-- Dataset content --
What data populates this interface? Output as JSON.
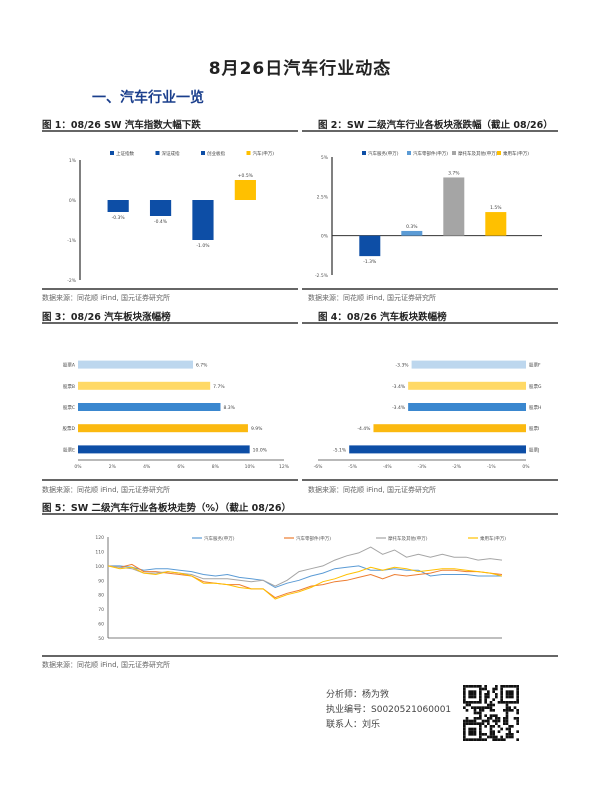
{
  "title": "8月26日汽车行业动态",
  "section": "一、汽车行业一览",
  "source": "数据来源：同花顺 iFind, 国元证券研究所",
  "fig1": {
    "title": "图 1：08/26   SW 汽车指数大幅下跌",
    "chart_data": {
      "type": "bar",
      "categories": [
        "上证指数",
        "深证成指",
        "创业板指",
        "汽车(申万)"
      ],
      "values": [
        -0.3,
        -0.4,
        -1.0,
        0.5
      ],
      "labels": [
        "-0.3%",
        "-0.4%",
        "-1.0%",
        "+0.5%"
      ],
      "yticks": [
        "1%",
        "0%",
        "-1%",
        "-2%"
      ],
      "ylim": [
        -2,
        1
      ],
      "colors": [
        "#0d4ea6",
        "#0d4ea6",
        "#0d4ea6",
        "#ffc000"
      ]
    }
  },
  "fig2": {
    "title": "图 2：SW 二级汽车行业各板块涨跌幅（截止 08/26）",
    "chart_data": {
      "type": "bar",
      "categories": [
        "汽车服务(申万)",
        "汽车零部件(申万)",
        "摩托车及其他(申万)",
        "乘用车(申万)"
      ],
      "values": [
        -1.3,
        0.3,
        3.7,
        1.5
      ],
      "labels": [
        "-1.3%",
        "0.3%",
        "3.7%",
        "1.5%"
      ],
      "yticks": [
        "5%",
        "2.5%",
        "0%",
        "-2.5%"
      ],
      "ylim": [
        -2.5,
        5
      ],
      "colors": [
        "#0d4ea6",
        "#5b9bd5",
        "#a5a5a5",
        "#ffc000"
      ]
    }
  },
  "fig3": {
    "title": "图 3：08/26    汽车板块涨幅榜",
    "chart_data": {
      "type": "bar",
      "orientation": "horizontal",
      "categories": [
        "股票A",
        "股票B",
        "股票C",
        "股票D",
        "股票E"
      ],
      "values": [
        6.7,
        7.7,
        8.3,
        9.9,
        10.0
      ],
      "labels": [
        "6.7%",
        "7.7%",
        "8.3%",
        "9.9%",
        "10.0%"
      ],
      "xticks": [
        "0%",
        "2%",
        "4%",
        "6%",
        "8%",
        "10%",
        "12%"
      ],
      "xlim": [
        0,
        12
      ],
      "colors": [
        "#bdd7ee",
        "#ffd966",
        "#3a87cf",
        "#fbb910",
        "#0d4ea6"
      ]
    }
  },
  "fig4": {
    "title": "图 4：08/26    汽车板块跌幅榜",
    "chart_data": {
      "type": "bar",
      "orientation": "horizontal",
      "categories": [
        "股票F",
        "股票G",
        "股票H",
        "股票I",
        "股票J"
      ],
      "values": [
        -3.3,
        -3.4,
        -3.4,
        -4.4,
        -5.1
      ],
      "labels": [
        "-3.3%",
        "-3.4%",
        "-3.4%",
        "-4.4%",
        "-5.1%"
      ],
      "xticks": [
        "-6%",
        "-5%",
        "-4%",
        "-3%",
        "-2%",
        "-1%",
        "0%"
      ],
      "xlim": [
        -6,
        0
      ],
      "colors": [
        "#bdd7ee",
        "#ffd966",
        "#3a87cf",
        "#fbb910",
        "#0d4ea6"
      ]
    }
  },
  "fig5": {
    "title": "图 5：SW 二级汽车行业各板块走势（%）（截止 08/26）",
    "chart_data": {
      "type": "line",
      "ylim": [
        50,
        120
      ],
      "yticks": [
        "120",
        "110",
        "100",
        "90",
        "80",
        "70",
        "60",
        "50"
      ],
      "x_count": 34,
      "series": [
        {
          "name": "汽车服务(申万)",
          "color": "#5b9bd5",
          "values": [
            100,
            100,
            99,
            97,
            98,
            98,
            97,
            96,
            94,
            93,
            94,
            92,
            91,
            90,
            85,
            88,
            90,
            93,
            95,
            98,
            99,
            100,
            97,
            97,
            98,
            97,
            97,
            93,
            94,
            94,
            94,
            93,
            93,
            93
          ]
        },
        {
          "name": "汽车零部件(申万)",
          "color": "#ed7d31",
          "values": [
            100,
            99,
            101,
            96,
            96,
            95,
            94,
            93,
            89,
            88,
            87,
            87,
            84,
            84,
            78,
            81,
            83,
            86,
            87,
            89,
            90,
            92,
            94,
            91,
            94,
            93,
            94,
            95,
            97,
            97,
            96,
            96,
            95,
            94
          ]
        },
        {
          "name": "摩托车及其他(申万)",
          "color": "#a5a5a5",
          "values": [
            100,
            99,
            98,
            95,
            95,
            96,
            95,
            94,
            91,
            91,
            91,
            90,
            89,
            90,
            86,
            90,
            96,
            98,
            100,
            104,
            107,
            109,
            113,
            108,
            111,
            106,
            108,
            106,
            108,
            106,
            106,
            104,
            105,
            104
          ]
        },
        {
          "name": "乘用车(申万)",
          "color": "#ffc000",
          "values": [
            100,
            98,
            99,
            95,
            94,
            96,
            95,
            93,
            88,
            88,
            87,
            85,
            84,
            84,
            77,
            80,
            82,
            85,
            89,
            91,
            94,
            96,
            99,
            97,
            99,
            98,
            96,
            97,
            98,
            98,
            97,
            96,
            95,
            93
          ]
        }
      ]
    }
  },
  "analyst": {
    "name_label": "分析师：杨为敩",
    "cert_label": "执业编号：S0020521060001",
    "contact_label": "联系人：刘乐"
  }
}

==

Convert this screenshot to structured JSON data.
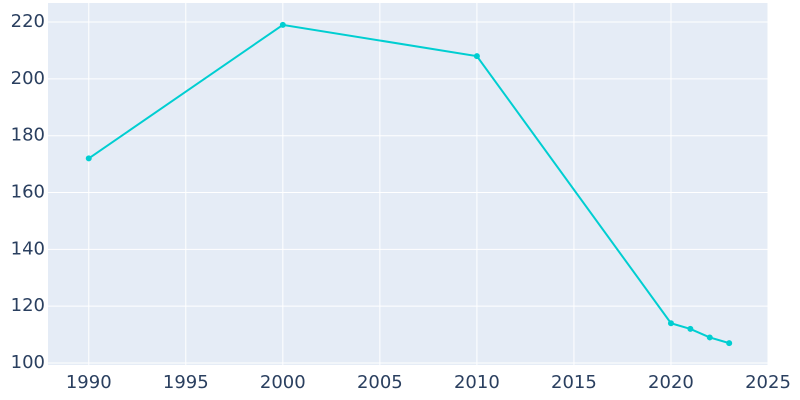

...

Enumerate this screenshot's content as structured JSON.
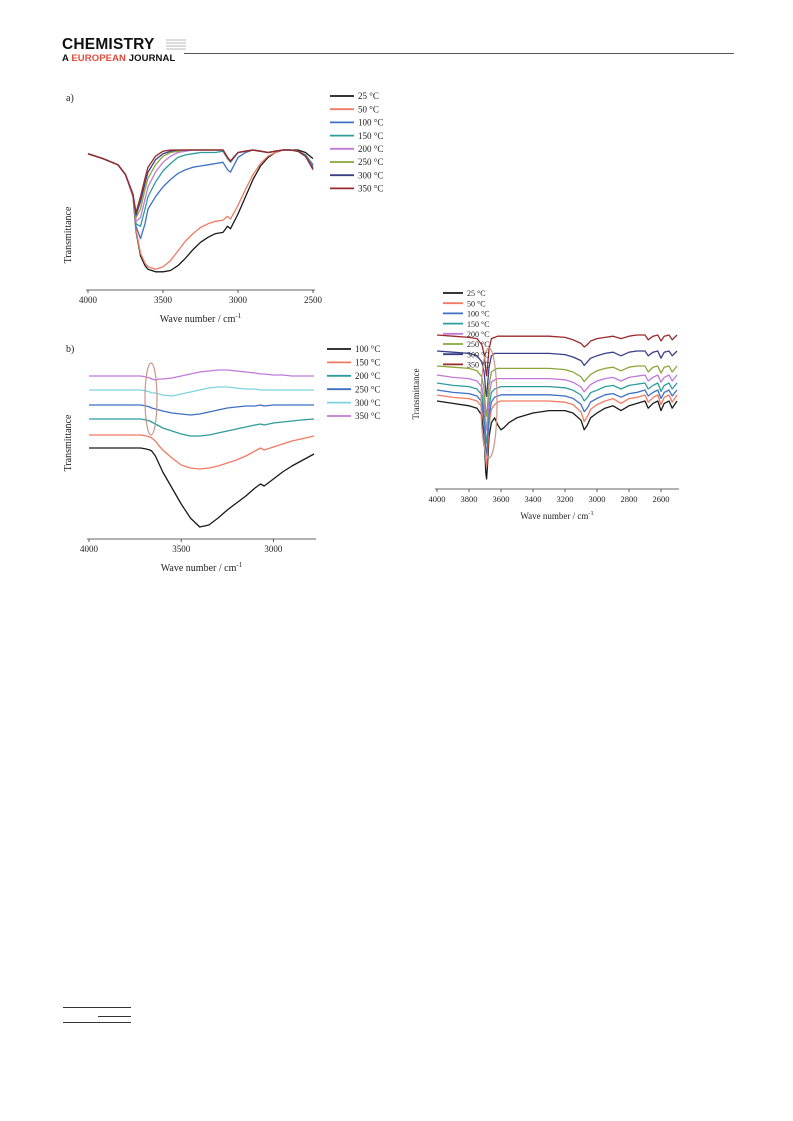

-- Exercise directions --
Search the lines for "structured". Copy each line that has it.

-- Reply --
Convert this screenshot to structured JSON data.
Enumerate this screenshot's content as structured JSON.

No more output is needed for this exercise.